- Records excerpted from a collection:
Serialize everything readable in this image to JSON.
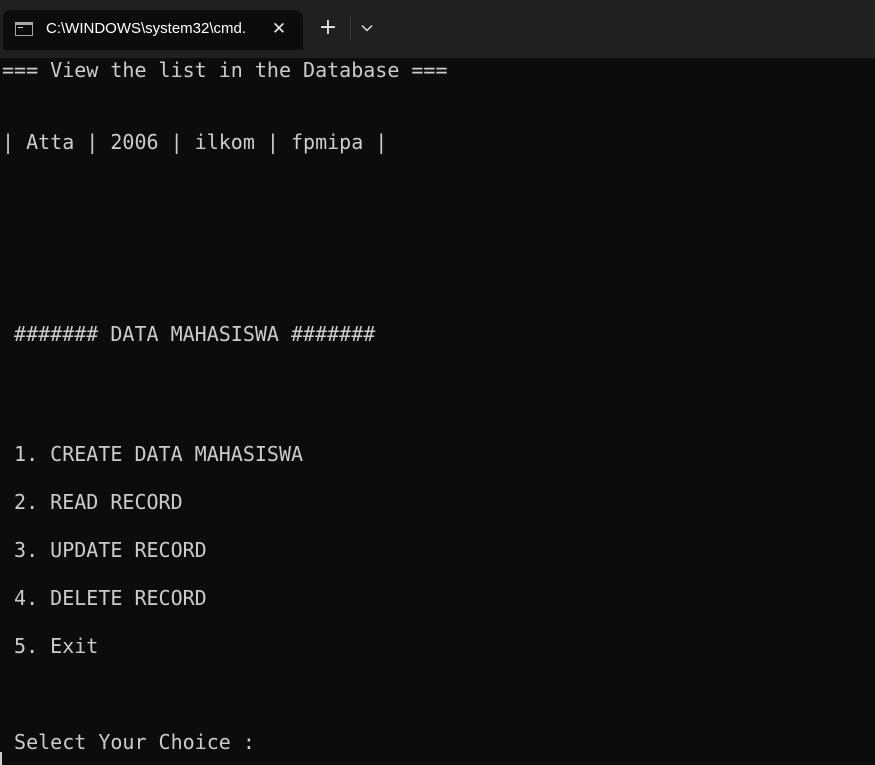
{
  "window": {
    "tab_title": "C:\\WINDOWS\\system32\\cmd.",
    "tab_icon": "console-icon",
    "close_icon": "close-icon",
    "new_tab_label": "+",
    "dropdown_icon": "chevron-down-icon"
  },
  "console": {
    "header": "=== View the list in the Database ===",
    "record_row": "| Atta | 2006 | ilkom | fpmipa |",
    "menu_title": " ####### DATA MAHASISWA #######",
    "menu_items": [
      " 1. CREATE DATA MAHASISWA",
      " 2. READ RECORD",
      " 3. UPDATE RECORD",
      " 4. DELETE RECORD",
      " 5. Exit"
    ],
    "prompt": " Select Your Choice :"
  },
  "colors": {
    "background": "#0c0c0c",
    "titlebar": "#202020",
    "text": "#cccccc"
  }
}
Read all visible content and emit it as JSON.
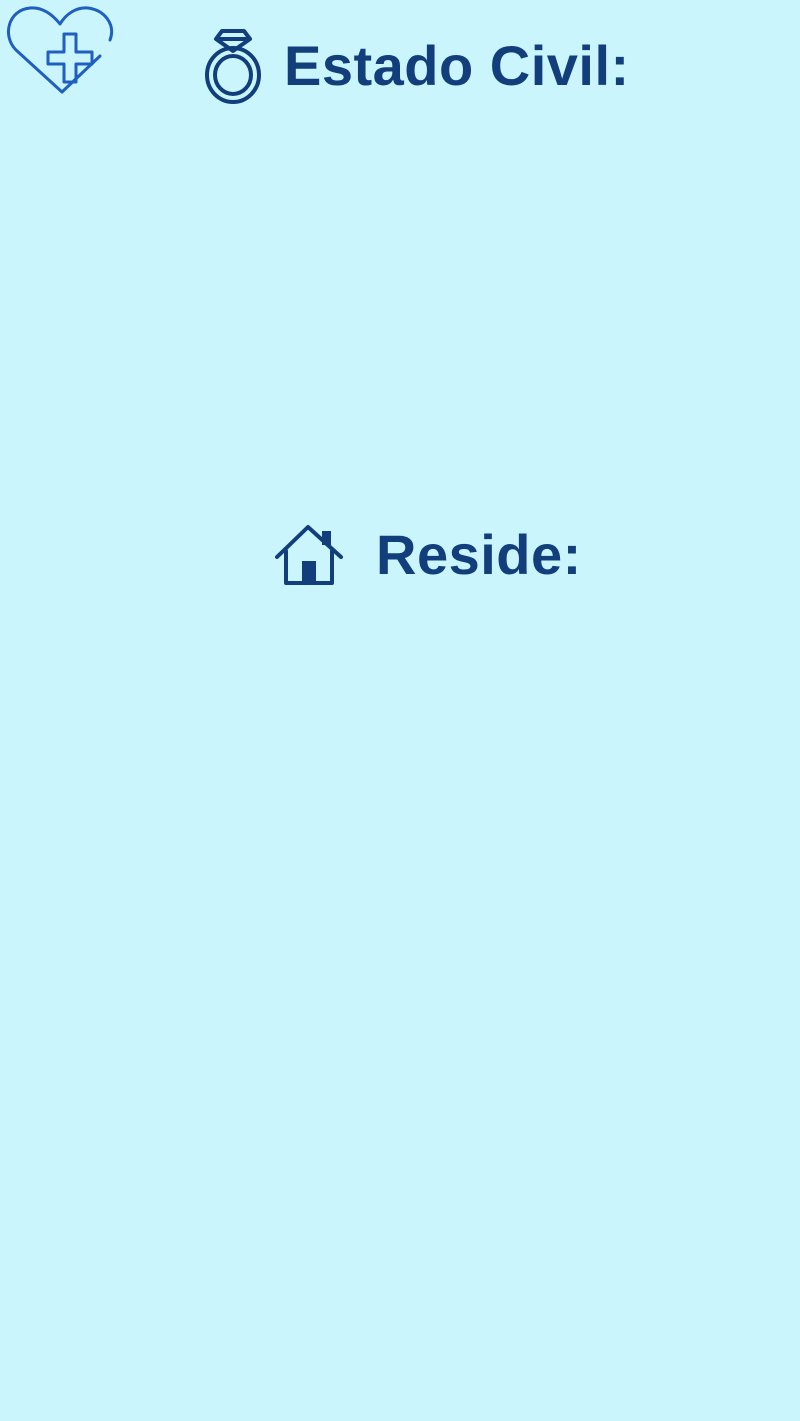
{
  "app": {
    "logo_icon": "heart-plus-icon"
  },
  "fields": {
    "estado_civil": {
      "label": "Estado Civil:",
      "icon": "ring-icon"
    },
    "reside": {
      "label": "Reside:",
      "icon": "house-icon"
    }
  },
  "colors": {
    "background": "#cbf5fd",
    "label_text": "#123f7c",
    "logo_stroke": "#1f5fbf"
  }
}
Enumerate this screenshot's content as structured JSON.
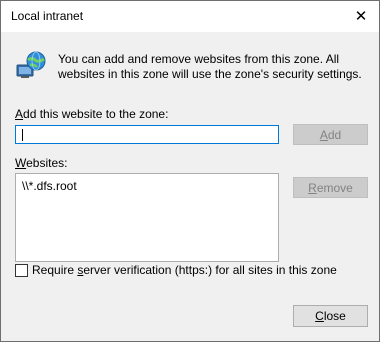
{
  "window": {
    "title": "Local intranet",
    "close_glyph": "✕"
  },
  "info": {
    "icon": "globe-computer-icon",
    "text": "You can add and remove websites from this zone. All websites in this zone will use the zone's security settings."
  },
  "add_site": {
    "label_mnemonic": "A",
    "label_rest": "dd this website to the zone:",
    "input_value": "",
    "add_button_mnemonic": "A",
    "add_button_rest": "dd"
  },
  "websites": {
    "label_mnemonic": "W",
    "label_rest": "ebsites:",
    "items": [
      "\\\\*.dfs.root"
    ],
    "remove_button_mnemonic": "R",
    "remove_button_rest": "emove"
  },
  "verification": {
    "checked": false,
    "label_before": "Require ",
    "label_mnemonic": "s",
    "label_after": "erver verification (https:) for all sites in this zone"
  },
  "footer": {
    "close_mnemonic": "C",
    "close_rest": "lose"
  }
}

- TASK: Write out exactly the lines from the one containing "Read all visible content and emit it as JSON." through the last line of the records above, both ends included, and leave out any pictures.

- TASK RESPONSE:
Read all visible content and emit it as JSON.
{
  "app": {
    "logo_icon": "heart-plus-icon"
  },
  "fields": {
    "estado_civil": {
      "label": "Estado Civil:",
      "icon": "ring-icon"
    },
    "reside": {
      "label": "Reside:",
      "icon": "house-icon"
    }
  },
  "colors": {
    "background": "#cbf5fd",
    "label_text": "#123f7c",
    "logo_stroke": "#1f5fbf"
  }
}
Enumerate this screenshot's content as structured JSON.
{
  "window": {
    "title": "Local intranet",
    "close_glyph": "✕"
  },
  "info": {
    "icon": "globe-computer-icon",
    "text": "You can add and remove websites from this zone. All websites in this zone will use the zone's security settings."
  },
  "add_site": {
    "label_mnemonic": "A",
    "label_rest": "dd this website to the zone:",
    "input_value": "",
    "add_button_mnemonic": "A",
    "add_button_rest": "dd"
  },
  "websites": {
    "label_mnemonic": "W",
    "label_rest": "ebsites:",
    "items": [
      "\\\\*.dfs.root"
    ],
    "remove_button_mnemonic": "R",
    "remove_button_rest": "emove"
  },
  "verification": {
    "checked": false,
    "label_before": "Require ",
    "label_mnemonic": "s",
    "label_after": "erver verification (https:) for all sites in this zone"
  },
  "footer": {
    "close_mnemonic": "C",
    "close_rest": "lose"
  }
}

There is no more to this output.